-- WHAT THE EXERCISE ASKS --
Without the pictures, output the records below word for word.
====== EXTRACTED DATA ======
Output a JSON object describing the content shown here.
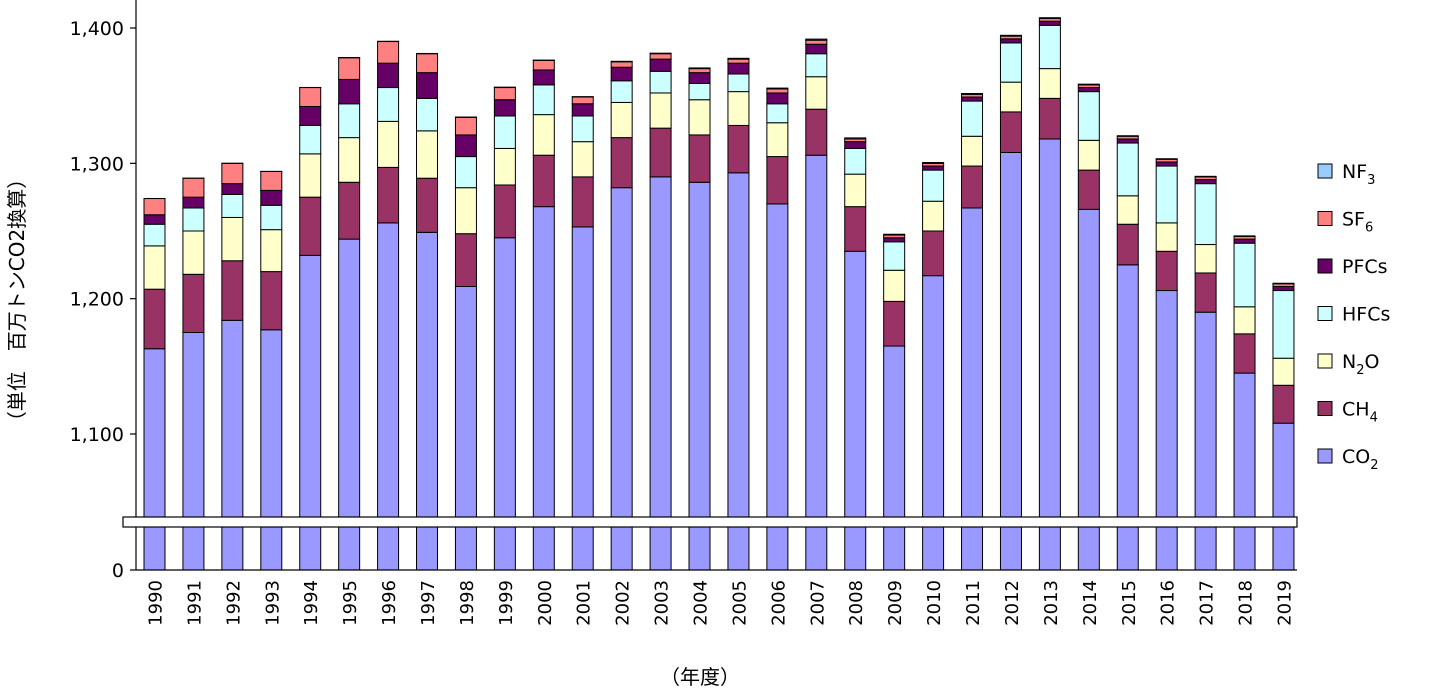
{
  "chart_data": {
    "type": "bar",
    "stacked": true,
    "broken_y_axis": true,
    "ylabel": "（単位　百万トンCO2換算）",
    "xlabel": "（年度）",
    "y_ticks": [
      "0",
      "1,100",
      "1,200",
      "1,300",
      "1,400"
    ],
    "ylim_upper": [
      1040,
      1400
    ],
    "grid": false,
    "legend_position": "right",
    "categories": [
      "1990",
      "1991",
      "1992",
      "1993",
      "1994",
      "1995",
      "1996",
      "1997",
      "1998",
      "1999",
      "2000",
      "2001",
      "2002",
      "2003",
      "2004",
      "2005",
      "2006",
      "2007",
      "2008",
      "2009",
      "2010",
      "2011",
      "2012",
      "2013",
      "2014",
      "2015",
      "2016",
      "2017",
      "2018",
      "2019"
    ],
    "series": [
      {
        "name": "CO2",
        "label_main": "CO",
        "label_sub": "2",
        "color": "#9999ff",
        "values": [
          1163,
          1175,
          1184,
          1177,
          1232,
          1244,
          1256,
          1249,
          1209,
          1245,
          1268,
          1253,
          1282,
          1290,
          1286,
          1293,
          1270,
          1306,
          1235,
          1165,
          1217,
          1267,
          1308,
          1318,
          1266,
          1225,
          1206,
          1190,
          1145,
          1108
        ]
      },
      {
        "name": "CH4",
        "label_main": "CH",
        "label_sub": "4",
        "color": "#993366",
        "values": [
          44,
          43,
          44,
          43,
          43,
          42,
          41,
          40,
          39,
          39,
          38,
          37,
          37,
          36,
          35,
          35,
          35,
          34,
          33,
          33,
          33,
          31,
          30,
          30,
          29,
          30,
          29,
          29,
          29,
          28
        ]
      },
      {
        "name": "N2O",
        "label_main": "N",
        "label_sub": "2",
        "label_tail": "O",
        "color": "#ffffcc",
        "values": [
          32,
          32,
          32,
          31,
          32,
          33,
          34,
          35,
          34,
          27,
          30,
          26,
          26,
          26,
          26,
          25,
          25,
          24,
          24,
          23,
          22,
          22,
          22,
          22,
          22,
          21,
          21,
          21,
          20,
          20
        ]
      },
      {
        "name": "HFCs",
        "label_main": "HFCs",
        "color": "#ccffff",
        "values": [
          16,
          17,
          17,
          18,
          21,
          25,
          25,
          24,
          23,
          24,
          22,
          19,
          16,
          16,
          12,
          13,
          14,
          17,
          19,
          21,
          23,
          26,
          29,
          32,
          36,
          39,
          42,
          45,
          47,
          50
        ]
      },
      {
        "name": "PFCs",
        "label_main": "PFCs",
        "color": "#660066",
        "values": [
          7,
          8,
          8,
          11,
          14,
          18,
          18,
          19,
          16,
          12,
          11,
          9,
          10,
          9,
          8,
          8,
          8,
          7,
          5,
          3,
          3,
          3,
          3,
          3,
          3,
          3,
          3,
          3,
          3,
          3
        ]
      },
      {
        "name": "SF6",
        "label_main": "SF",
        "label_sub": "6",
        "color": "#ff8080",
        "values": [
          12,
          14,
          15,
          14,
          14,
          16,
          16,
          14,
          13,
          9,
          7,
          5,
          4,
          4,
          3,
          3,
          3,
          3,
          2,
          2,
          2,
          2,
          2,
          2,
          2,
          2,
          2,
          2,
          2,
          2
        ]
      },
      {
        "name": "NF3",
        "label_main": "NF",
        "label_sub": "3",
        "color": "#99ccff",
        "values": [
          0.03,
          0.04,
          0.05,
          0.06,
          0.07,
          0.2,
          0.2,
          0.2,
          0.2,
          0.3,
          0.3,
          0.3,
          0.4,
          0.4,
          0.5,
          0.6,
          0.6,
          0.8,
          0.8,
          0.6,
          0.6,
          0.6,
          0.6,
          0.6,
          0.5,
          0.4,
          0.4,
          0.4,
          0.4,
          0.4
        ]
      }
    ]
  }
}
======
-- OUTPUT BELOW --
Output a JSON object describing the content shown here.
{
  "chart_data": {
    "type": "bar",
    "stacked": true,
    "broken_y_axis": true,
    "ylabel": "（単位　百万トンCO2換算）",
    "xlabel": "（年度）",
    "y_ticks": [
      "0",
      "1,100",
      "1,200",
      "1,300",
      "1,400"
    ],
    "ylim_upper": [
      1040,
      1400
    ],
    "grid": false,
    "legend_position": "right",
    "categories": [
      "1990",
      "1991",
      "1992",
      "1993",
      "1994",
      "1995",
      "1996",
      "1997",
      "1998",
      "1999",
      "2000",
      "2001",
      "2002",
      "2003",
      "2004",
      "2005",
      "2006",
      "2007",
      "2008",
      "2009",
      "2010",
      "2011",
      "2012",
      "2013",
      "2014",
      "2015",
      "2016",
      "2017",
      "2018",
      "2019"
    ],
    "series": [
      {
        "name": "CO2",
        "label_main": "CO",
        "label_sub": "2",
        "color": "#9999ff",
        "values": [
          1163,
          1175,
          1184,
          1177,
          1232,
          1244,
          1256,
          1249,
          1209,
          1245,
          1268,
          1253,
          1282,
          1290,
          1286,
          1293,
          1270,
          1306,
          1235,
          1165,
          1217,
          1267,
          1308,
          1318,
          1266,
          1225,
          1206,
          1190,
          1145,
          1108
        ]
      },
      {
        "name": "CH4",
        "label_main": "CH",
        "label_sub": "4",
        "color": "#993366",
        "values": [
          44,
          43,
          44,
          43,
          43,
          42,
          41,
          40,
          39,
          39,
          38,
          37,
          37,
          36,
          35,
          35,
          35,
          34,
          33,
          33,
          33,
          31,
          30,
          30,
          29,
          30,
          29,
          29,
          29,
          28
        ]
      },
      {
        "name": "N2O",
        "label_main": "N",
        "label_sub": "2",
        "label_tail": "O",
        "color": "#ffffcc",
        "values": [
          32,
          32,
          32,
          31,
          32,
          33,
          34,
          35,
          34,
          27,
          30,
          26,
          26,
          26,
          26,
          25,
          25,
          24,
          24,
          23,
          22,
          22,
          22,
          22,
          22,
          21,
          21,
          21,
          20,
          20
        ]
      },
      {
        "name": "HFCs",
        "label_main": "HFCs",
        "color": "#ccffff",
        "values": [
          16,
          17,
          17,
          18,
          21,
          25,
          25,
          24,
          23,
          24,
          22,
          19,
          16,
          16,
          12,
          13,
          14,
          17,
          19,
          21,
          23,
          26,
          29,
          32,
          36,
          39,
          42,
          45,
          47,
          50
        ]
      },
      {
        "name": "PFCs",
        "label_main": "PFCs",
        "color": "#660066",
        "values": [
          7,
          8,
          8,
          11,
          14,
          18,
          18,
          19,
          16,
          12,
          11,
          9,
          10,
          9,
          8,
          8,
          8,
          7,
          5,
          3,
          3,
          3,
          3,
          3,
          3,
          3,
          3,
          3,
          3,
          3
        ]
      },
      {
        "name": "SF6",
        "label_main": "SF",
        "label_sub": "6",
        "color": "#ff8080",
        "values": [
          12,
          14,
          15,
          14,
          14,
          16,
          16,
          14,
          13,
          9,
          7,
          5,
          4,
          4,
          3,
          3,
          3,
          3,
          2,
          2,
          2,
          2,
          2,
          2,
          2,
          2,
          2,
          2,
          2,
          2
        ]
      },
      {
        "name": "NF3",
        "label_main": "NF",
        "label_sub": "3",
        "color": "#99ccff",
        "values": [
          0.03,
          0.04,
          0.05,
          0.06,
          0.07,
          0.2,
          0.2,
          0.2,
          0.2,
          0.3,
          0.3,
          0.3,
          0.4,
          0.4,
          0.5,
          0.6,
          0.6,
          0.8,
          0.8,
          0.6,
          0.6,
          0.6,
          0.6,
          0.6,
          0.5,
          0.4,
          0.4,
          0.4,
          0.4,
          0.4
        ]
      }
    ]
  }
}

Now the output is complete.